**DIRECTIVE**
Read the lines below. Copy out any that hold the string "sraher".

** begin RECORDS FOR THE EXERCISE **

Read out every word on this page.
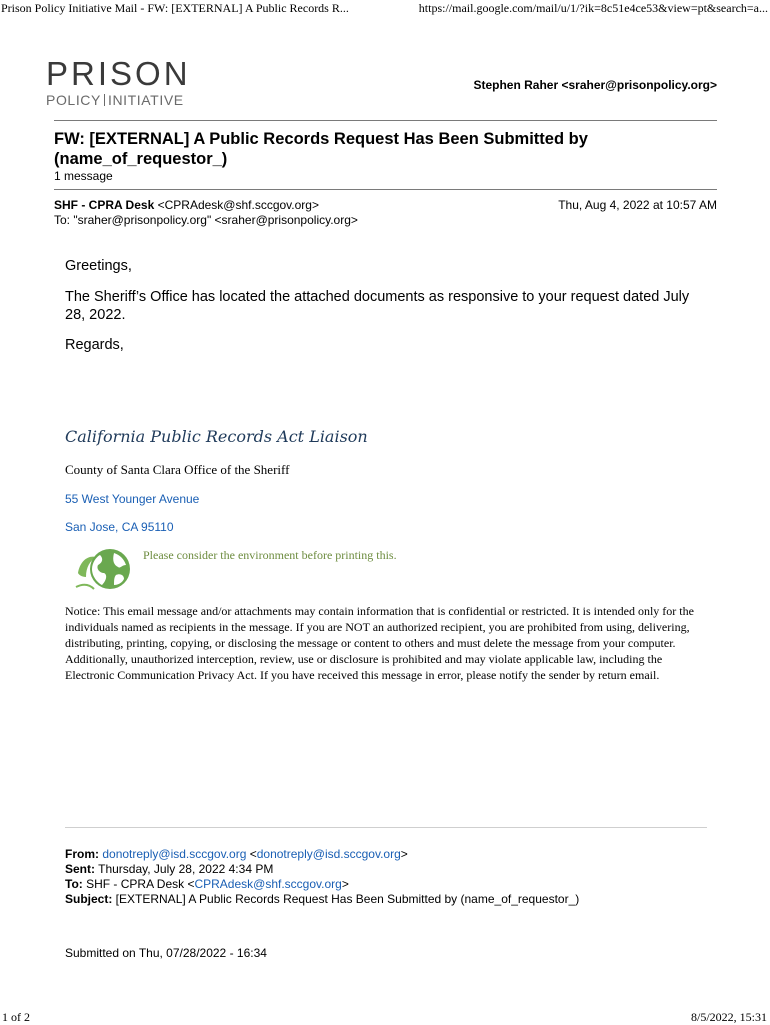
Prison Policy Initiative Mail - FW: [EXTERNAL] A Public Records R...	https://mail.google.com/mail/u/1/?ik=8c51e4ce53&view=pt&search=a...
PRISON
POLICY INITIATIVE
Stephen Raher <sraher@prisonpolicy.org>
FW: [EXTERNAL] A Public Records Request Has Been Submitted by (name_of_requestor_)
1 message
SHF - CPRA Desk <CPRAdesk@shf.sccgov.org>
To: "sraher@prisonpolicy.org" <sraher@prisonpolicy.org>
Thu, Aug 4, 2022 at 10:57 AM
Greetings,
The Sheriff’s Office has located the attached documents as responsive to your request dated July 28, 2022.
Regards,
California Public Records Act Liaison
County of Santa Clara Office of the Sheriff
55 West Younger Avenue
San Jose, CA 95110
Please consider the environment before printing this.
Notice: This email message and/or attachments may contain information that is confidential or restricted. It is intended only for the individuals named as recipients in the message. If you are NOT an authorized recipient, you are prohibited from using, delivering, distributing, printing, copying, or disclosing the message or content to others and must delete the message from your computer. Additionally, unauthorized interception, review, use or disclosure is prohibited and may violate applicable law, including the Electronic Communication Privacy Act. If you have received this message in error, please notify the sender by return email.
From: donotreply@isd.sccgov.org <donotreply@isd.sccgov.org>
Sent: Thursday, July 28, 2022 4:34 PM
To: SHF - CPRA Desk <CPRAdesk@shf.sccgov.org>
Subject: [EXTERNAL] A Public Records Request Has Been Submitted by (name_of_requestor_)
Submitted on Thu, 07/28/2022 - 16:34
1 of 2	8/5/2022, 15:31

** end RECORDS FOR THE EXERCISE **
** begin RECORDS FOR THE EXERCISE **

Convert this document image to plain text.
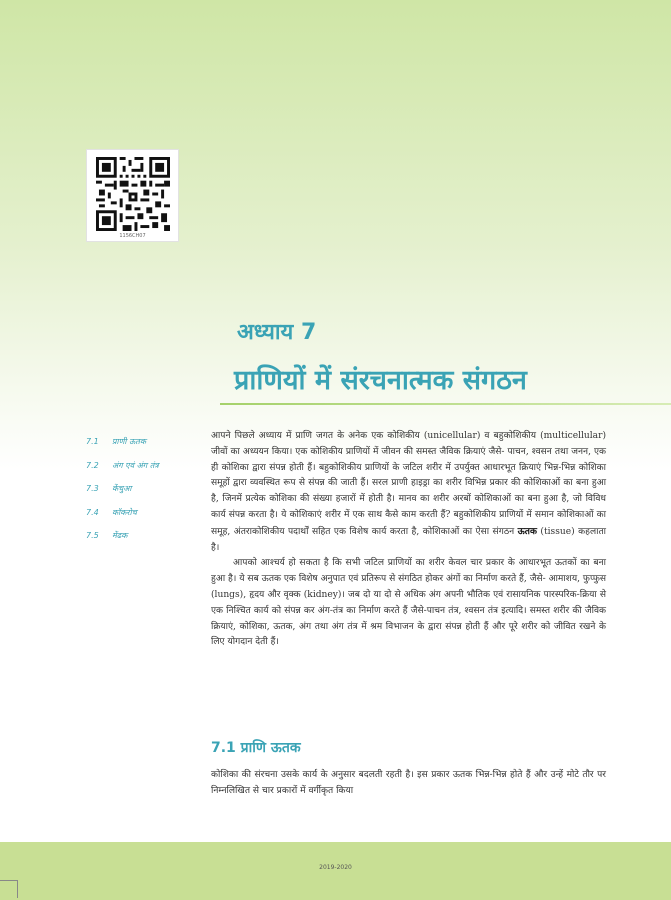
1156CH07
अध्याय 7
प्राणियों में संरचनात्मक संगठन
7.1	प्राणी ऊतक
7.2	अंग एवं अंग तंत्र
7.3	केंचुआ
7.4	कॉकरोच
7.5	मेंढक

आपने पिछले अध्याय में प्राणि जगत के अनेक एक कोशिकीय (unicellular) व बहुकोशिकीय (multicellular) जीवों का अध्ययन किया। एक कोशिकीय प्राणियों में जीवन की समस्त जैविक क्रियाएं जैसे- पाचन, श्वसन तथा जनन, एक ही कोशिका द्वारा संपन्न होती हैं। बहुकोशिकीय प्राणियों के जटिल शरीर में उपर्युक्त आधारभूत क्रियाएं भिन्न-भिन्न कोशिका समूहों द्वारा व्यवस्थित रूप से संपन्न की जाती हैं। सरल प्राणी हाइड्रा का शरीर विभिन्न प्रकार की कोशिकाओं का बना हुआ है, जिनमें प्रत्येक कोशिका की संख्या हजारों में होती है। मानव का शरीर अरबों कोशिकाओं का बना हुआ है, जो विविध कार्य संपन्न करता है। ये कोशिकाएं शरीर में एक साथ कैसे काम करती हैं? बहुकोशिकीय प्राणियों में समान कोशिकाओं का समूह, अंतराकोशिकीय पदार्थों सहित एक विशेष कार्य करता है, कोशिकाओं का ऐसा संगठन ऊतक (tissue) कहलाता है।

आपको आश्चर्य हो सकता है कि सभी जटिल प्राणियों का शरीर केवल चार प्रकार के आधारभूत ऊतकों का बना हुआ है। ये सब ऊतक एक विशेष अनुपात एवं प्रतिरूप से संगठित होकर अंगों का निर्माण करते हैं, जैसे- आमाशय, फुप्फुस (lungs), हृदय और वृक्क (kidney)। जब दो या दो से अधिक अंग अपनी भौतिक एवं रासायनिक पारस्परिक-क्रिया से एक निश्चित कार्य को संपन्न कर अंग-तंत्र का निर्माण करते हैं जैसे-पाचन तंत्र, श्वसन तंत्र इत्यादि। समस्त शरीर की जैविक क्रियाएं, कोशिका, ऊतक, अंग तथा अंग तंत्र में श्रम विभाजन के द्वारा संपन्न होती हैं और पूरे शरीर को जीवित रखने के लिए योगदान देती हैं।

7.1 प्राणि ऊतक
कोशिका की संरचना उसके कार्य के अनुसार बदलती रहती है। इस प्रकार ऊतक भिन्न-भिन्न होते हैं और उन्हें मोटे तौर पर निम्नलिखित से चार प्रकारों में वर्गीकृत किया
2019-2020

** end RECORDS FOR THE EXERCISE **
** begin RECORDS FOR THE EXERCISE **

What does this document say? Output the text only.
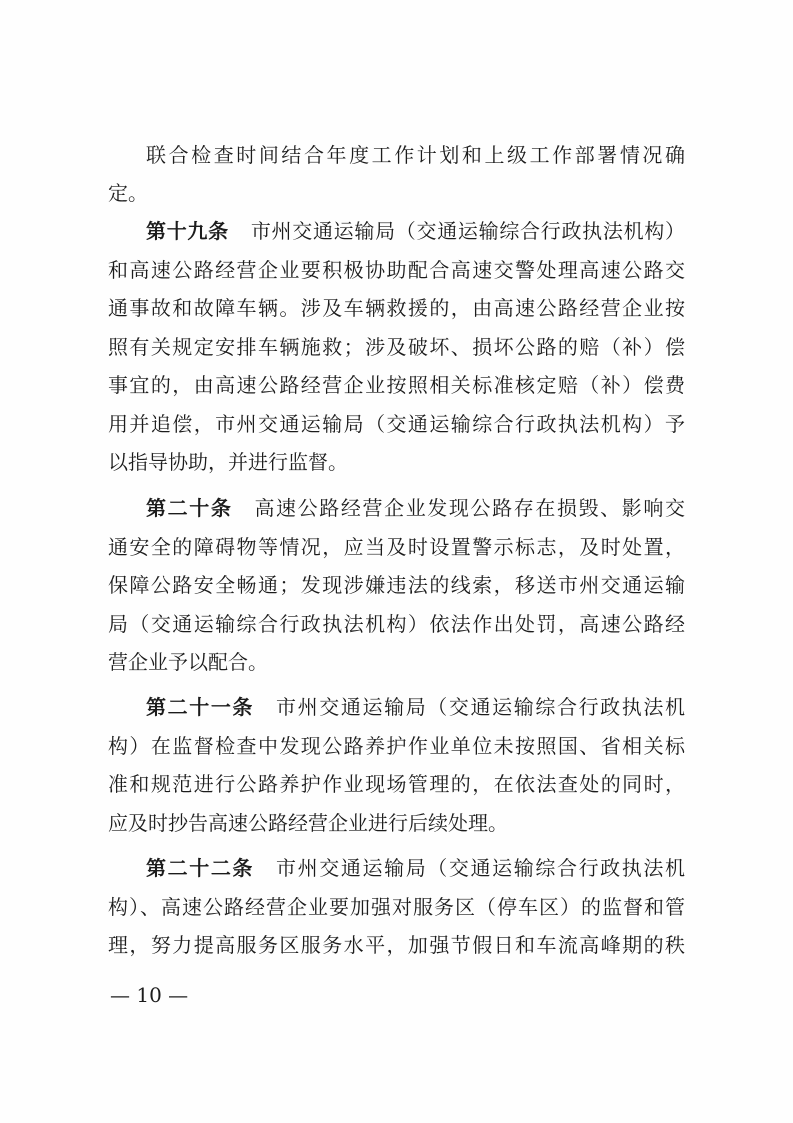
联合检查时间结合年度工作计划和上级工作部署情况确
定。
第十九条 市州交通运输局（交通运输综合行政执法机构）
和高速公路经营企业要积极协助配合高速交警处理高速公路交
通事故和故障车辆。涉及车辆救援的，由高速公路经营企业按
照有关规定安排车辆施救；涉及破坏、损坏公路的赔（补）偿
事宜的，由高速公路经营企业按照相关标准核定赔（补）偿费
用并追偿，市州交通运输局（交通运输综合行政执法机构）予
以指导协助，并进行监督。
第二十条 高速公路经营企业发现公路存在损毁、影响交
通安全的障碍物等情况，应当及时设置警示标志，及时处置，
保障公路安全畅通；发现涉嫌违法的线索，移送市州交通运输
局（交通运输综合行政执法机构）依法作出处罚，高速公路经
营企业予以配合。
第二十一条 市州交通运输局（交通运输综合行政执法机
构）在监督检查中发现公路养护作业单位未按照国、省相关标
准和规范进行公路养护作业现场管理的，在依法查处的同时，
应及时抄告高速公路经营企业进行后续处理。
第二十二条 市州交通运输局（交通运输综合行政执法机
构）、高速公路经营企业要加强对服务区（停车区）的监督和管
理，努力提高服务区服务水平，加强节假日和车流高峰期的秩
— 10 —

** end RECORDS FOR THE EXERCISE **

**RESPONSE TO THIS TASK**
Stephen Raher <sraher@prisonpolicy.org>
To: "sraher@prisonpolicy.org" <sraher@prisonpolicy.org>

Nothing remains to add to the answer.